• _Task description_: Gather all lines with the word "supplied" in them.

• _Source data_:
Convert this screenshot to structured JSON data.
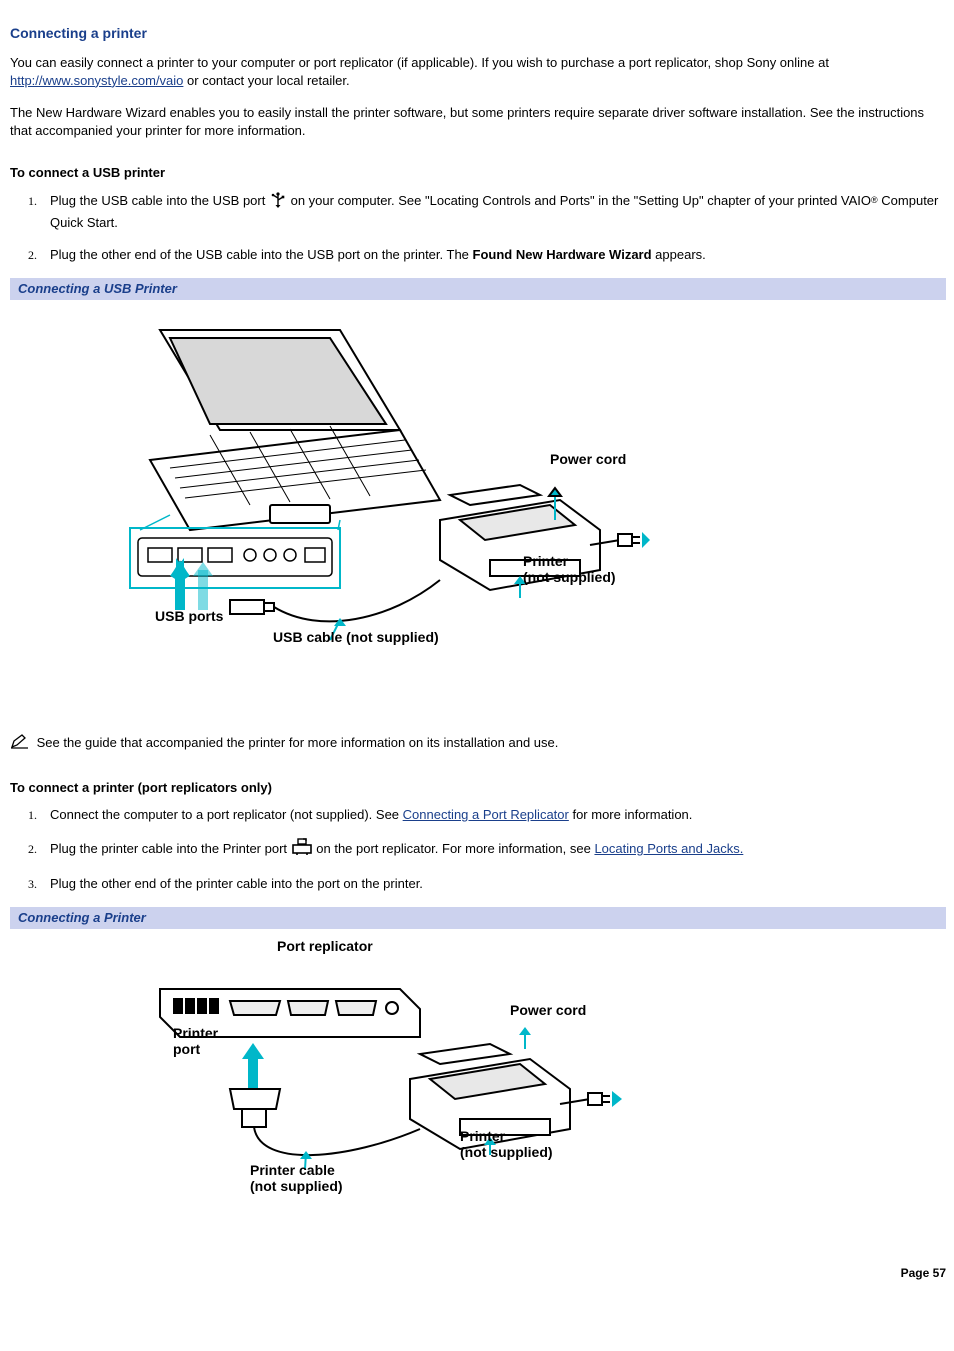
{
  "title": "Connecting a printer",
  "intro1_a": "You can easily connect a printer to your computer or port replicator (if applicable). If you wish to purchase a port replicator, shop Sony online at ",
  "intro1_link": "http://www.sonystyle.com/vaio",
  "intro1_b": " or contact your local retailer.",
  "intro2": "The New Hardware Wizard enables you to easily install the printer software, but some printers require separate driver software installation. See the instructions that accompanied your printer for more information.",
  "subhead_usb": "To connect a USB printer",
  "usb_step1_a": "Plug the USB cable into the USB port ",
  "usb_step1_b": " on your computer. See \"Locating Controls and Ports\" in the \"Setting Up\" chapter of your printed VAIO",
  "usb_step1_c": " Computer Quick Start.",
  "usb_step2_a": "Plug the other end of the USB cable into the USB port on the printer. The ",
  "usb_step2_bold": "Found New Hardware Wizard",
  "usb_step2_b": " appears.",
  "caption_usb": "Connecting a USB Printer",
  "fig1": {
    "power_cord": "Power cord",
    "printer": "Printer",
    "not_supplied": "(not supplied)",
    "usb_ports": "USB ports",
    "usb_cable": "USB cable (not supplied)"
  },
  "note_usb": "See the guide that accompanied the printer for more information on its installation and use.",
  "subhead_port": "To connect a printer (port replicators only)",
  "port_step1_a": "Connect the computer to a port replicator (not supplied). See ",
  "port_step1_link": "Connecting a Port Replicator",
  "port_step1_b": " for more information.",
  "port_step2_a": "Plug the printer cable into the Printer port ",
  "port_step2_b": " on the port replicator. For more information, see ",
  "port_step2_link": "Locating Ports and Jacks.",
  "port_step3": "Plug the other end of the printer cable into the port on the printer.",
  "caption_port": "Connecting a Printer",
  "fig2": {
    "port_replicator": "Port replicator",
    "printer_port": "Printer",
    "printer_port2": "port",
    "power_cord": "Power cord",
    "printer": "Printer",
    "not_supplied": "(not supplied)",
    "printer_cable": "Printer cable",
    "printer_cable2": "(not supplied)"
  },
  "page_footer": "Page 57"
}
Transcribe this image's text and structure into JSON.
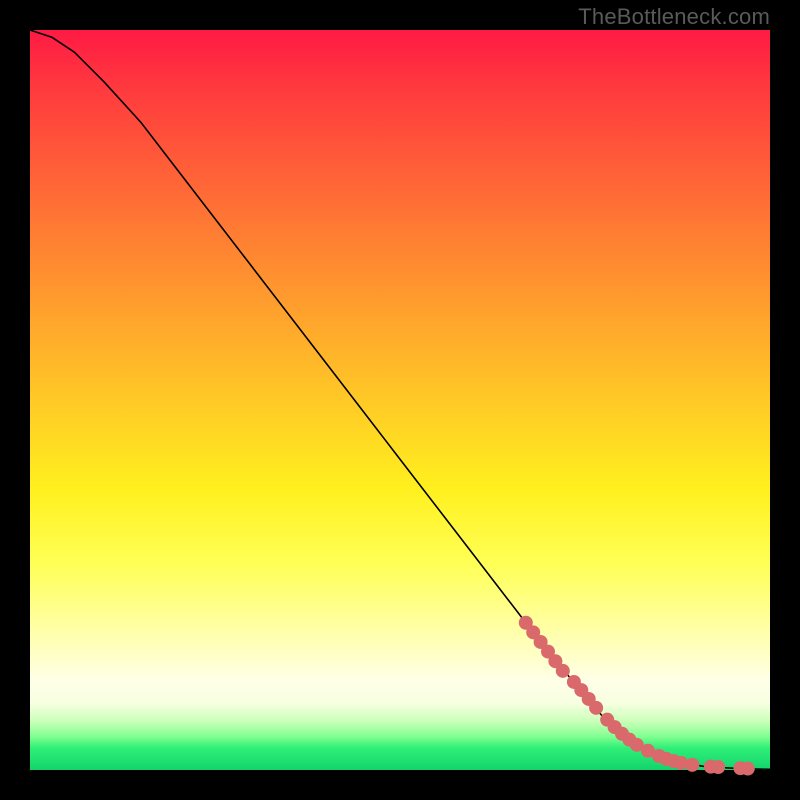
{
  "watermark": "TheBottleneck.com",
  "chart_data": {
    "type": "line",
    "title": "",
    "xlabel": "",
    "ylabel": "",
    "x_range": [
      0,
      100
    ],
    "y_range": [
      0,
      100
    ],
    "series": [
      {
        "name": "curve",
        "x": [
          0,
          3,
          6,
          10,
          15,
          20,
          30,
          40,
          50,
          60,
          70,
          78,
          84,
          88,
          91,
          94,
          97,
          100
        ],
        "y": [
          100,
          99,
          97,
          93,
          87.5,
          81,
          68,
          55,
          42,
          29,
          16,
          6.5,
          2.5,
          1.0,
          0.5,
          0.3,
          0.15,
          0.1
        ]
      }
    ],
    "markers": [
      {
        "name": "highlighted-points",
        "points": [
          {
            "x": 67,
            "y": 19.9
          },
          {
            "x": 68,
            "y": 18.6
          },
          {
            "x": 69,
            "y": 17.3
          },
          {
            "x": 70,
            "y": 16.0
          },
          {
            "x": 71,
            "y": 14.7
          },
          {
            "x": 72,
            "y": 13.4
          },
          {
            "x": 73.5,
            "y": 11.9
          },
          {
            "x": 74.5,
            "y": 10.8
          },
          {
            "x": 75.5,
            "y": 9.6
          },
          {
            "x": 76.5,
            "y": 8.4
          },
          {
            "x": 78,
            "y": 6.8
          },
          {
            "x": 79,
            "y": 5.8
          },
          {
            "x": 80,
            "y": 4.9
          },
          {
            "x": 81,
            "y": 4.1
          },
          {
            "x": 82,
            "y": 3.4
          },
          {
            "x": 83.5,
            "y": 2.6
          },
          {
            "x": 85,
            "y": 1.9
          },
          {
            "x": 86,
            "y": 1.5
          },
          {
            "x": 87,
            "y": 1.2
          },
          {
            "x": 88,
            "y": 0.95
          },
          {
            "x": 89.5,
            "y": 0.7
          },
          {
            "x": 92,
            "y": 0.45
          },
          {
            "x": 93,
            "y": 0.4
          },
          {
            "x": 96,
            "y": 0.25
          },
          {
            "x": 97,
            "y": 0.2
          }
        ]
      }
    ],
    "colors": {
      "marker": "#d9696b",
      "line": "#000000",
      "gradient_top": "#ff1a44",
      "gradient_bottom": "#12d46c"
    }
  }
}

• _Task output_:
    "not_supplied": "(not supplied)",
    "usb_cable": "USB cable (not supplied)"
  "port_step1_a": "Connect the computer to a port replicator (not supplied). See ",
    "not_supplied": "(not supplied)",
    "printer_cable2": "(not supplied)"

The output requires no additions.